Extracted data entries
((

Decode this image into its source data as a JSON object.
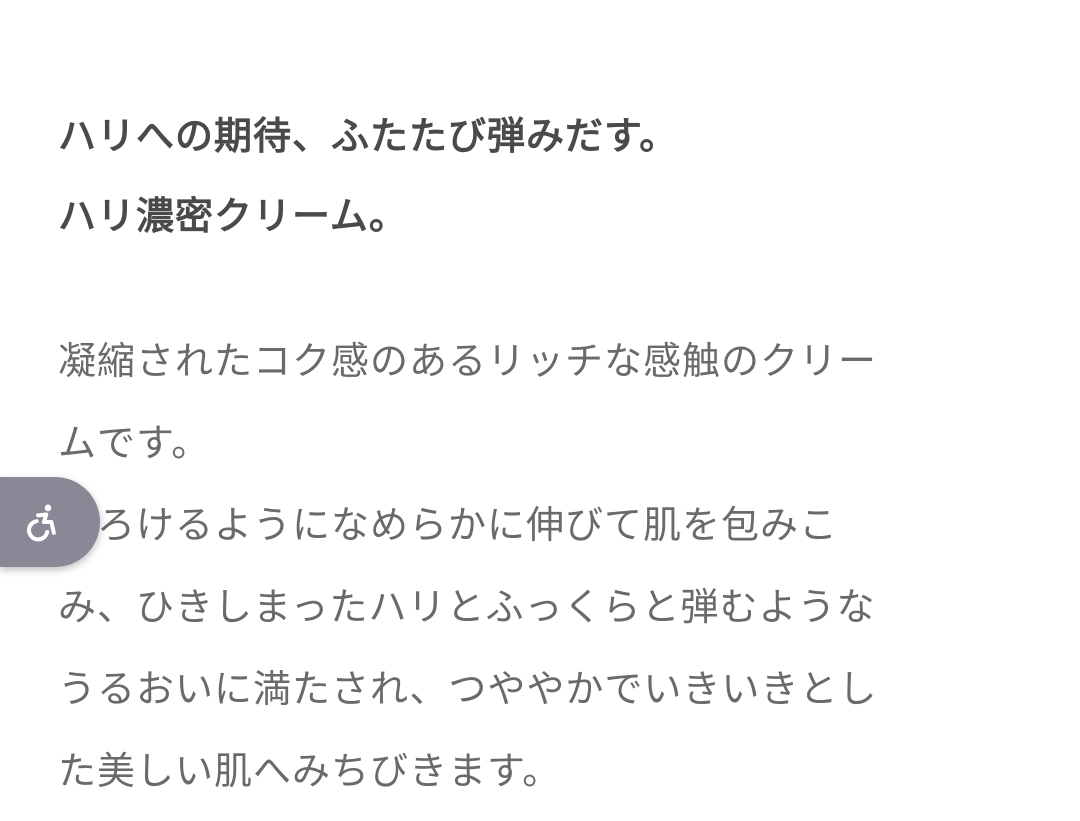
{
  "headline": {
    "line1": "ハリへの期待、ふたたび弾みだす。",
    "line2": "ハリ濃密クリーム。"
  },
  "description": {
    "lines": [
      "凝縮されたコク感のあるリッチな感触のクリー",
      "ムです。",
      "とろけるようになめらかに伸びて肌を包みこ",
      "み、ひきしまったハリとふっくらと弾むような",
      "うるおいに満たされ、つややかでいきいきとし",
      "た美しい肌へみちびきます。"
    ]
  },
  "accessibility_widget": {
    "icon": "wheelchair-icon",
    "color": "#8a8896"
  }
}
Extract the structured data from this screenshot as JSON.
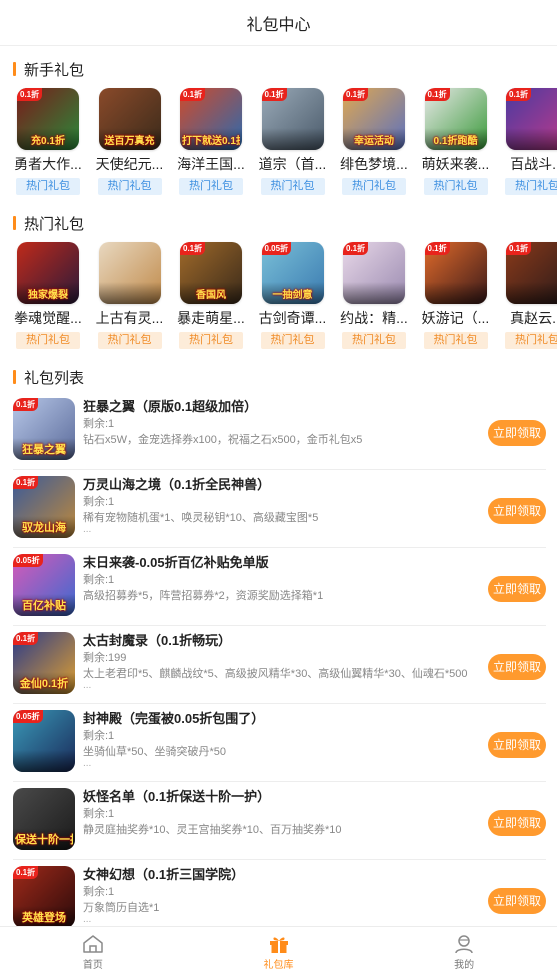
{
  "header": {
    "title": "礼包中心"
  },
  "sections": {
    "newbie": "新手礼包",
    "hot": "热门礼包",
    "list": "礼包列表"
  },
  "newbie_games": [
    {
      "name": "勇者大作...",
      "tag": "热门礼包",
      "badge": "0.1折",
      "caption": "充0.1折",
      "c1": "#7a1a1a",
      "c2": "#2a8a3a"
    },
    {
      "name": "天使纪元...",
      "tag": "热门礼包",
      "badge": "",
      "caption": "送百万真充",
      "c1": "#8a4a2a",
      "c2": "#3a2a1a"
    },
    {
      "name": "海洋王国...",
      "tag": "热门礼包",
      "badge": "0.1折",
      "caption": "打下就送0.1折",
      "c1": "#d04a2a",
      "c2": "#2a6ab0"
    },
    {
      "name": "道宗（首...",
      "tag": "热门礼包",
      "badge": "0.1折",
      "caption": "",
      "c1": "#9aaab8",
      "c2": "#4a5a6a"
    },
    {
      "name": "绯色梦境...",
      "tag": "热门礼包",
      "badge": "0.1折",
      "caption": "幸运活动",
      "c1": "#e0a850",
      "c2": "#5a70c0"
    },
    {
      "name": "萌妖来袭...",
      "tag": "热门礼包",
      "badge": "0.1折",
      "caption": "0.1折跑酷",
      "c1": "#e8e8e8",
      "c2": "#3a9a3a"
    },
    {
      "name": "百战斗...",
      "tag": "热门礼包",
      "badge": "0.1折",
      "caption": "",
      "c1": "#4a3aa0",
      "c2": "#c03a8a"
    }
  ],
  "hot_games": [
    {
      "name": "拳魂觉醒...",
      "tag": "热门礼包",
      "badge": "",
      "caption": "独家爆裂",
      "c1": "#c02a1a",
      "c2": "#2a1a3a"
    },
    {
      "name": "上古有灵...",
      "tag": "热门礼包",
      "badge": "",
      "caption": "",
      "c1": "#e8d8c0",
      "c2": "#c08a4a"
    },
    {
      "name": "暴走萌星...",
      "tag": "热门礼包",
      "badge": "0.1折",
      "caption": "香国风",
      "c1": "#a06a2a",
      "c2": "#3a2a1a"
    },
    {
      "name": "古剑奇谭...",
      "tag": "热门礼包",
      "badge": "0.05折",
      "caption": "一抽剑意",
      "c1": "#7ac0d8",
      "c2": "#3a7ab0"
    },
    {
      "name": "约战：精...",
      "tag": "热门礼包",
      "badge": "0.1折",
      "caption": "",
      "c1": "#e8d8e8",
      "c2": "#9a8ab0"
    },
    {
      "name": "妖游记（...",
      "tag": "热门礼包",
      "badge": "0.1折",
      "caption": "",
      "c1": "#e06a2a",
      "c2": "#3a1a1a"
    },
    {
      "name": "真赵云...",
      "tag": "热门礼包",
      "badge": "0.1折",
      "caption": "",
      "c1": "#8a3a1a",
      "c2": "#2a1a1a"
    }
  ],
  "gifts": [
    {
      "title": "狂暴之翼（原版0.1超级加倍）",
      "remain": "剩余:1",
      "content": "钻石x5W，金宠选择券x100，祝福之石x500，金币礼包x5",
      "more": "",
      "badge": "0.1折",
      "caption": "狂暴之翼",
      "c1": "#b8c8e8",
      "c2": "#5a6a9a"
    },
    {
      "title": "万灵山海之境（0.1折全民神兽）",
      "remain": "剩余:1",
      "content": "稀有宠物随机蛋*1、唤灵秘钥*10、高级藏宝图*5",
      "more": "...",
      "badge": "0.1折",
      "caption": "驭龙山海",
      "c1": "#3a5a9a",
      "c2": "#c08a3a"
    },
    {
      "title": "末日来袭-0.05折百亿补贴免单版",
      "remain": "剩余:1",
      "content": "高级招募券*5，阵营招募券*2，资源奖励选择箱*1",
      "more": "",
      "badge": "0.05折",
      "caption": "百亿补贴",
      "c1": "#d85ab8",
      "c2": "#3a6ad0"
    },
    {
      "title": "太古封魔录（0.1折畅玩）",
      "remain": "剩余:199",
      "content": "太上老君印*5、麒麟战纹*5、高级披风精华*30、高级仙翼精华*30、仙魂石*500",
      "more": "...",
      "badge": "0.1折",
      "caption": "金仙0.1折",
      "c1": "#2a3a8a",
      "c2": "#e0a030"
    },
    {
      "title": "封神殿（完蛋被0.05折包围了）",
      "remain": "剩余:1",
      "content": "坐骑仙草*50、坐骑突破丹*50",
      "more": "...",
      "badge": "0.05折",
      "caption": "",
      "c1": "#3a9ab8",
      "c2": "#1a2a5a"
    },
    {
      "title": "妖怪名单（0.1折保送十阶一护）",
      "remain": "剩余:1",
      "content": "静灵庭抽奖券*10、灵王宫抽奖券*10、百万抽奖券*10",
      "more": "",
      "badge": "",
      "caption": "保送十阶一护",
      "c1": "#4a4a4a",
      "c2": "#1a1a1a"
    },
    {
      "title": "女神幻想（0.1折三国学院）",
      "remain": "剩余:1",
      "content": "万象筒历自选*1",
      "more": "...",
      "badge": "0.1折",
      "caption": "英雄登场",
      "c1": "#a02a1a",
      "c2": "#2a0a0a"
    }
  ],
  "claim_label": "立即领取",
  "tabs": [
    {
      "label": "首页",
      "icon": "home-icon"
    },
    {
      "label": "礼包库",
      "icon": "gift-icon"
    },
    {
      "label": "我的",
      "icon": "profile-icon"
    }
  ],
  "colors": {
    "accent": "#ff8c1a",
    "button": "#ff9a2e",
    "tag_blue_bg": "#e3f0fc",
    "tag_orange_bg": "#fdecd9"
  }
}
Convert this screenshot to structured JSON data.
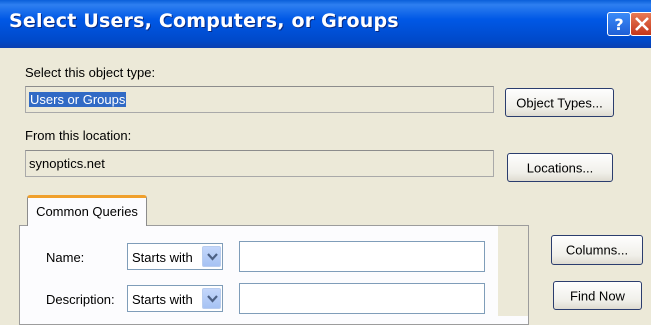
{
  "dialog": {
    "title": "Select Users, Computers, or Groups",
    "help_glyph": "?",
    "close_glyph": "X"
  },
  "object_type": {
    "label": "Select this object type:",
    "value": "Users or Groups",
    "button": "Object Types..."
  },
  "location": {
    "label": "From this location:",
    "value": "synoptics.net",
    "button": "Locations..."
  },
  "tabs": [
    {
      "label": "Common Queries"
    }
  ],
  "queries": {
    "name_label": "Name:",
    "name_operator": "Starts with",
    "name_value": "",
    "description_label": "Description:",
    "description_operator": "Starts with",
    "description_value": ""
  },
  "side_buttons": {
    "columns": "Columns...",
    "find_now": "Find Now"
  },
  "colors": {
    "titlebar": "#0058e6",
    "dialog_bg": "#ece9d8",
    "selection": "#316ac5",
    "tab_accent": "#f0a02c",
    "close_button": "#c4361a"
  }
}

))

STATED EXERCISE | Retype the whole listing, keeping every line identical and omitting all pictures.

RESPONSE TO THE TASK |
Decode this image into its source data as a JSON object.
{
  "headline": {
    "line1": "ハリへの期待、ふたたび弾みだす。",
    "line2": "ハリ濃密クリーム。"
  },
  "description": {
    "lines": [
      "凝縮されたコク感のあるリッチな感触のクリー",
      "ムです。",
      "とろけるようになめらかに伸びて肌を包みこ",
      "み、ひきしまったハリとふっくらと弾むような",
      "うるおいに満たされ、つややかでいきいきとし",
      "た美しい肌へみちびきます。"
    ]
  },
  "accessibility_widget": {
    "icon": "wheelchair-icon",
    "color": "#8a8896"
  }
}
Extract the structured data from this screenshot as JSON.
{
  "header": {
    "title": "礼包中心"
  },
  "sections": {
    "newbie": "新手礼包",
    "hot": "热门礼包",
    "list": "礼包列表"
  },
  "newbie_games": [
    {
      "name": "勇者大作...",
      "tag": "热门礼包",
      "badge": "0.1折",
      "caption": "充0.1折",
      "c1": "#7a1a1a",
      "c2": "#2a8a3a"
    },
    {
      "name": "天使纪元...",
      "tag": "热门礼包",
      "badge": "",
      "caption": "送百万真充",
      "c1": "#8a4a2a",
      "c2": "#3a2a1a"
    },
    {
      "name": "海洋王国...",
      "tag": "热门礼包",
      "badge": "0.1折",
      "caption": "打下就送0.1折",
      "c1": "#d04a2a",
      "c2": "#2a6ab0"
    },
    {
      "name": "道宗（首...",
      "tag": "热门礼包",
      "badge": "0.1折",
      "caption": "",
      "c1": "#9aaab8",
      "c2": "#4a5a6a"
    },
    {
      "name": "绯色梦境...",
      "tag": "热门礼包",
      "badge": "0.1折",
      "caption": "幸运活动",
      "c1": "#e0a850",
      "c2": "#5a70c0"
    },
    {
      "name": "萌妖来袭...",
      "tag": "热门礼包",
      "badge": "0.1折",
      "caption": "0.1折跑酷",
      "c1": "#e8e8e8",
      "c2": "#3a9a3a"
    },
    {
      "name": "百战斗...",
      "tag": "热门礼包",
      "badge": "0.1折",
      "caption": "",
      "c1": "#4a3aa0",
      "c2": "#c03a8a"
    }
  ],
  "hot_games": [
    {
      "name": "拳魂觉醒...",
      "tag": "热门礼包",
      "badge": "",
      "caption": "独家爆裂",
      "c1": "#c02a1a",
      "c2": "#2a1a3a"
    },
    {
      "name": "上古有灵...",
      "tag": "热门礼包",
      "badge": "",
      "caption": "",
      "c1": "#e8d8c0",
      "c2": "#c08a4a"
    },
    {
      "name": "暴走萌星...",
      "tag": "热门礼包",
      "badge": "0.1折",
      "caption": "香国风",
      "c1": "#a06a2a",
      "c2": "#3a2a1a"
    },
    {
      "name": "古剑奇谭...",
      "tag": "热门礼包",
      "badge": "0.05折",
      "caption": "一抽剑意",
      "c1": "#7ac0d8",
      "c2": "#3a7ab0"
    },
    {
      "name": "约战：精...",
      "tag": "热门礼包",
      "badge": "0.1折",
      "caption": "",
      "c1": "#e8d8e8",
      "c2": "#9a8ab0"
    },
    {
      "name": "妖游记（...",
      "tag": "热门礼包",
      "badge": "0.1折",
      "caption": "",
      "c1": "#e06a2a",
      "c2": "#3a1a1a"
    },
    {
      "name": "真赵云...",
      "tag": "热门礼包",
      "badge": "0.1折",
      "caption": "",
      "c1": "#8a3a1a",
      "c2": "#2a1a1a"
    }
  ],
  "gifts": [
    {
      "title": "狂暴之翼（原版0.1超级加倍）",
      "remain": "剩余:1",
      "content": "钻石x5W，金宠选择券x100，祝福之石x500，金币礼包x5",
      "more": "",
      "badge": "0.1折",
      "caption": "狂暴之翼",
      "c1": "#b8c8e8",
      "c2": "#5a6a9a"
    },
    {
      "title": "万灵山海之境（0.1折全民神兽）",
      "remain": "剩余:1",
      "content": "稀有宠物随机蛋*1、唤灵秘钥*10、高级藏宝图*5",
      "more": "...",
      "badge": "0.1折",
      "caption": "驭龙山海",
      "c1": "#3a5a9a",
      "c2": "#c08a3a"
    },
    {
      "title": "末日来袭-0.05折百亿补贴免单版",
      "remain": "剩余:1",
      "content": "高级招募券*5，阵营招募券*2，资源奖励选择箱*1",
      "more": "",
      "badge": "0.05折",
      "caption": "百亿补贴",
      "c1": "#d85ab8",
      "c2": "#3a6ad0"
    },
    {
      "title": "太古封魔录（0.1折畅玩）",
      "remain": "剩余:199",
      "content": "太上老君印*5、麒麟战纹*5、高级披风精华*30、高级仙翼精华*30、仙魂石*500",
      "more": "...",
      "badge": "0.1折",
      "caption": "金仙0.1折",
      "c1": "#2a3a8a",
      "c2": "#e0a030"
    },
    {
      "title": "封神殿（完蛋被0.05折包围了）",
      "remain": "剩余:1",
      "content": "坐骑仙草*50、坐骑突破丹*50",
      "more": "...",
      "badge": "0.05折",
      "caption": "",
      "c1": "#3a9ab8",
      "c2": "#1a2a5a"
    },
    {
      "title": "妖怪名单（0.1折保送十阶一护）",
      "remain": "剩余:1",
      "content": "静灵庭抽奖券*10、灵王宫抽奖券*10、百万抽奖券*10",
      "more": "",
      "badge": "",
      "caption": "保送十阶一护",
      "c1": "#4a4a4a",
      "c2": "#1a1a1a"
    },
    {
      "title": "女神幻想（0.1折三国学院）",
      "remain": "剩余:1",
      "content": "万象筒历自选*1",
      "more": "...",
      "badge": "0.1折",
      "caption": "英雄登场",
      "c1": "#a02a1a",
      "c2": "#2a0a0a"
    }
  ],
  "claim_label": "立即领取",
  "tabs": [
    {
      "label": "首页",
      "icon": "home-icon"
    },
    {
      "label": "礼包库",
      "icon": "gift-icon"
    },
    {
      "label": "我的",
      "icon": "profile-icon"
    }
  ],
  "colors": {
    "accent": "#ff8c1a",
    "button": "#ff9a2e",
    "tag_blue_bg": "#e3f0fc",
    "tag_orange_bg": "#fdecd9"
  }
}
Convert this screenshot to structured JSON data.
{
  "dialog": {
    "title": "Select Users, Computers, or Groups",
    "help_glyph": "?",
    "close_glyph": "X"
  },
  "object_type": {
    "label": "Select this object type:",
    "value": "Users or Groups",
    "button": "Object Types..."
  },
  "location": {
    "label": "From this location:",
    "value": "synoptics.net",
    "button": "Locations..."
  },
  "tabs": [
    {
      "label": "Common Queries"
    }
  ],
  "queries": {
    "name_label": "Name:",
    "name_operator": "Starts with",
    "name_value": "",
    "description_label": "Description:",
    "description_operator": "Starts with",
    "description_value": ""
  },
  "side_buttons": {
    "columns": "Columns...",
    "find_now": "Find Now"
  },
  "colors": {
    "titlebar": "#0058e6",
    "dialog_bg": "#ece9d8",
    "selection": "#316ac5",
    "tab_accent": "#f0a02c",
    "close_button": "#c4361a"
  }
}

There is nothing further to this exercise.